[Dataset entries]
◇ ◇ ◇ ◇ ◇

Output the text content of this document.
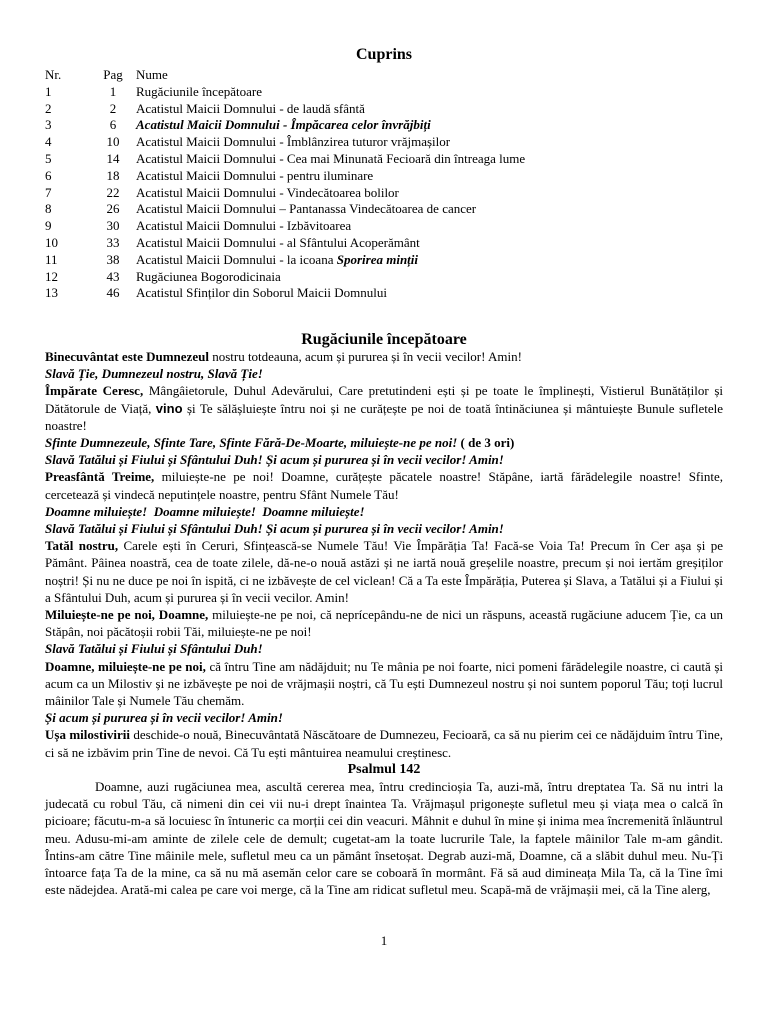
Cuprins
Nr.	Pag	Nume
1	1	Rugăciunile începătoare
2	2	Acatistul Maicii Domnului - de laudă sfântă
3	6	Acatistul Maicii Domnului - Împăcarea celor învrăjbiți
4	10	Acatistul Maicii Domnului - Îmblânzirea tuturor vrăjmașilor
5	14	Acatistul Maicii Domnului - Cea mai Minunată Fecioară din întreaga lume
6	18	Acatistul Maicii Domnului - pentru iluminare
7	22	Acatistul Maicii Domnului - Vindecătoarea bolilor
8	26	Acatistul Maicii Domnului – Pantanassa Vindecătoarea de cancer
9	30	Acatistul Maicii Domnului - Izbăvitoarea
10	33	Acatistul Maicii Domnului - al Sfântului Acoperământ
11	38	Acatistul Maicii Domnului - la icoana Sporirea minții
12	43	Rugăciunea Bogorodicinaia
13	46	Acatistul Sfinților din Soborul Maicii Domnului
Rugăciunile începătoare

Binecuvântat este Dumnezeul nostru totdeauna, acum și pururea și în vecii vecilor! Amin!

Slavă Ție, Dumnezeul nostru, Slavă Ție!

Împărate Ceresc, Mângâietorule, Duhul Adevărului, Care pretutindeni ești și pe toate le împlinești, Vistierul Bunătăților și Dătătorule de Viață, vino și Te sălășluiește întru noi și ne curățește pe noi de toată întinăciunea și mântuiește Bunule sufletele noastre!

Sfinte Dumnezeule, Sfinte Tare, Sfinte Fără-De-Moarte, miluiește-ne pe noi! ( de 3 ori)

Slavă Tatălui și Fiului și Sfântului Duh! Și acum și pururea și în vecii vecilor! Amin!

Preasfântă Treime, miluiește-ne pe noi! Doamne, curățește păcatele noastre! Stăpâne, iartă fărădelegile noastre! Sfinte, cercetează și vindecă neputințele noastre, pentru Sfânt Numele Tău!

Doamne miluiește!  Doamne miluiește!  Doamne miluiește!

Slavă Tatălui și Fiului și Sfântului Duh! Și acum și pururea și în vecii vecilor! Amin!

Tatăl nostru, Carele ești în Ceruri, Sfințească-se Numele Tău! Vie Împărăția Ta! Facă-se Voia Ta! Precum în Cer așa și pe Pământ. Pâinea noastră, cea de toate zilele, dă-ne-o nouă astăzi și ne iartă nouă greșelile noastre, precum și noi iertăm greșiților noștri! Și nu ne duce pe noi în ispită, ci ne izbăvește de cel viclean! Că a Ta este Împărăția, Puterea și Slava, a Tatălui și a Fiului și a Sfântului Duh, acum și pururea și în vecii vecilor. Amin!

Miluiește-ne pe noi, Doamne, miluiește-ne pe noi, că neprícepându-ne de nici un răspuns, această rugăciune aducem Ție, ca un Stăpân, noi păcătoșii robii Tăi, miluiește-ne pe noi!

Slavă Tatălui și Fiului și Sfântului Duh!

Doamne, miluiește-ne pe noi, că întru Tine am nădăjduit; nu Te mânia pe noi foarte, nici pomeni fărădelegile noastre, ci caută și acum ca un Milostiv și ne izbăvește pe noi de vrăjmașii noștri, că Tu ești Dumnezeul nostru și noi suntem poporul Tău; toți lucrul mâinilor Tale și Numele Tău chemăm.

Și acum și pururea și în vecii vecilor! Amin!

Ușa milostivirii deschide-o nouă, Binecuvântată Născătoare de Dumnezeu, Fecioară, ca să nu pierim cei ce nădăjduim întru Tine, ci să ne izbăvim prin Tine de nevoi. Că Tu ești mântuirea neamului creștinesc.

Psalmul 142

Doamne, auzi rugăciunea mea, ascultă cererea mea, întru credincioșia Ta, auzi-mă, întru dreptatea Ta. Să nu intri la judecată cu robul Tău, că nimeni din cei vii nu-i drept înaintea Ta. Vrăjmașul prigonește sufletul meu și viața mea o calcă în picioare; făcutu-m-a să locuiesc în întuneric ca morții cei din veacuri. Mâhnit e duhul în mine și inima mea încremenită înlăuntrul meu. Adusu-mi-am aminte de zilele cele de demult; cugetat-am la toate lucrurile Tale, la faptele mâinilor Tale m-am gândit. Întins-am către Tine mâinile mele, sufletul meu ca un pământ însetoșat. Degrab auzi-mă, Doamne, că a slăbit duhul meu. Nu-Ți întoarce fața Ta de la mine, ca să nu mă asemăn celor care se coboară în mormânt. Fă să aud dimineața Mila Ta, că la Tine îmi este nădejdea. Arată-mi calea pe care voi merge, că la Tine am ridicat sufletul meu. Scapă-mă de vrăjmașii mei, că la Tine alerg,

1
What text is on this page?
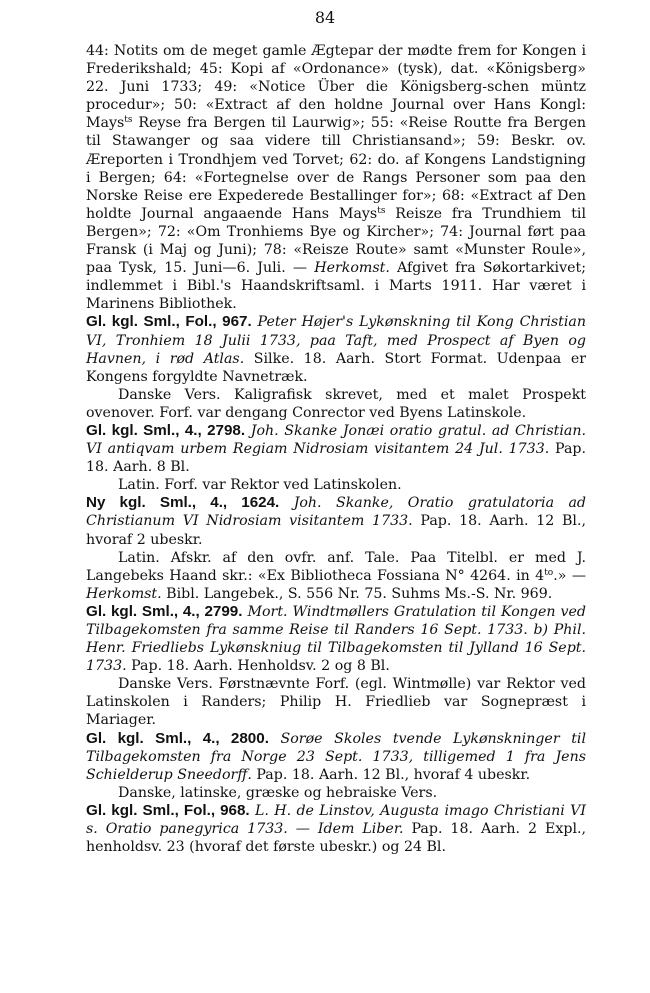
84

44: Notits om de meget gamle Ægtepar der mødte frem for Kongen i Frederikshald; 45: Kopi af «Ordonance» (tysk), dat. «Königsberg» 22. Juni 1733; 49: «Notice Über die Königsberg-schen müntz procedur»; 50: «Extract af den holdne Journal over Hans Kongl: Mays$^{ts}$ Reyse fra Bergen til Laurwig»; 55: «Reise Routte fra Bergen til Stawanger og saa videre till Christiansand»; 59: Beskr. ov. Æreporten i Trondhjem ved Torvet; 62: do. af Kongens Landstigning i Bergen; 64: «Fortegnelse over de Rangs Personer som paa den Norske Reise ere Expederede Bestallinger for»; 68: «Extract af Den holdte Journal angaaende Hans Mays$^{ts}$ Reisze fra Trundhiem til Bergen»; 72: «Om Tronhiems Bye og Kircher»; 74: Journal ført paa Fransk (i Maj og Juni); 78: «Reisze Route» samt «Munster Roule», paa Tysk, 15. Juni—6. Juli. — Herkomst. Afgivet fra Søkortarkivet; indlemmet i Bibl.'s Haandskriftsaml. i Marts 1911. Har været i Marinens Bibliothek.

Gl. kgl. Sml., Fol., 967. Peter Højer's Lykønskning til Kong Christian VI, Tronhiem 18 Julii 1733, paa Taft, med Prospect af Byen og Havnen, i rød Atlas. Silke. 18. Aarh. Stort Format. Udenpaa er Kongens forgyldte Navnetræk.

Danske Vers. Kaligrafisk skrevet, med et malet Prospekt ovenover. Forf. var dengang Conrector ved Byens Latinskole.

Gl. kgl. Sml., 4., 2798. Joh. Skanke Jonæi oratio gratul. ad Christian. VI antiqvam urbem Regiam Nidrosiam visitantem 24 Jul. 1733. Pap. 18. Aarh. 8 Bl.

Latin. Forf. var Rektor ved Latinskolen.

Ny kgl. Sml., 4., 1624. Joh. Skanke, Oratio gratulatoria ad Christianum VI Nidrosiam visitantem 1733. Pap. 18. Aarh. 12 Bl., hvoraf 2 ubeskr.

Latin. Afskr. af den ovfr. anf. Tale. Paa Titelbl. er med J. Langebeks Haand skr.: «Ex Bibliotheca Fossiana N° 4264. in $4^{to}$.» — Herkomst. Bibl. Langebek., S. 556 Nr. 75. Suhms Ms.-S. Nr. 969.

Gl. kgl. Sml., 4., 2799. Mort. Windtmøllers Gratulation til Kongen ved Tilbagekomsten fra samme Reise til Randers 16 Sept. 1733. b) Phil. Henr. Friedliebs Lykønskniug til Tilbagekomsten til Jylland 16 Sept. 1733. Pap. 18. Aarh. Henholdsv. 2 og 8 Bl.

Danske Vers. Førstnævnte Forf. (egl. Wintmølle) var Rektor ved Latinskolen i Randers; Philip H. Friedlieb var Sognepræst i Mariager.

Gl. kgl. Sml., 4., 2800. Sorøe Skoles tvende Lykønskninger til Tilbagekomsten fra Norge 23 Sept. 1733, tilligemed 1 fra Jens Schielderup Sneedorff. Pap. 18. Aarh. 12 Bl., hvoraf 4 ubeskr.

Danske, latinske, græske og hebraiske Vers.

Gl. kgl. Sml., Fol., 968. L. H. de Linstov, Augusta imago Christiani VI s. Oratio panegyrica 1733. — Idem Liber. Pap. 18. Aarh. 2 Expl., henholdsv. 23 (hvoraf det første ubeskr.) og 24 Bl.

◇ ◇ ◇ ◇ ◇

**EXERCISE PROMPT:**
Search the material above for "vecilor". Pull out each line where it shows up.

**EXPECTED ANSWER:**
Binecuvântat este Dumnezeul nostru totdeauna, acum și pururea și în vecii vecilor! Amin!
Slavă Tatălui și Fiului și Sfântului Duh! Și acum și pururea și în vecii vecilor! Amin!
Slavă Tatălui și Fiului și Sfântului Duh! Și acum și pururea și în vecii vecilor! Amin!
Tatăl nostru, Carele ești în Ceruri, Sfințească-se Numele Tău! Vie Împărăția Ta! Facă-se Voia Ta! Precum în Cer așa și pe Pământ. Pâinea noastră, cea de toate zilele, dă-ne-o nouă astăzi și ne iartă nouă greșelile noastre, precum și noi iertăm greșiților noștri! Și nu ne duce pe noi în ispită, ci ne izbăvește de cel viclean! Că a Ta este Împărăția, Puterea și Slava, a Tatălui și a Fiului și a Sfântului Duh, acum și pururea și în vecii vecilor. Amin!
Și acum și pururea și în vecii vecilor! Amin!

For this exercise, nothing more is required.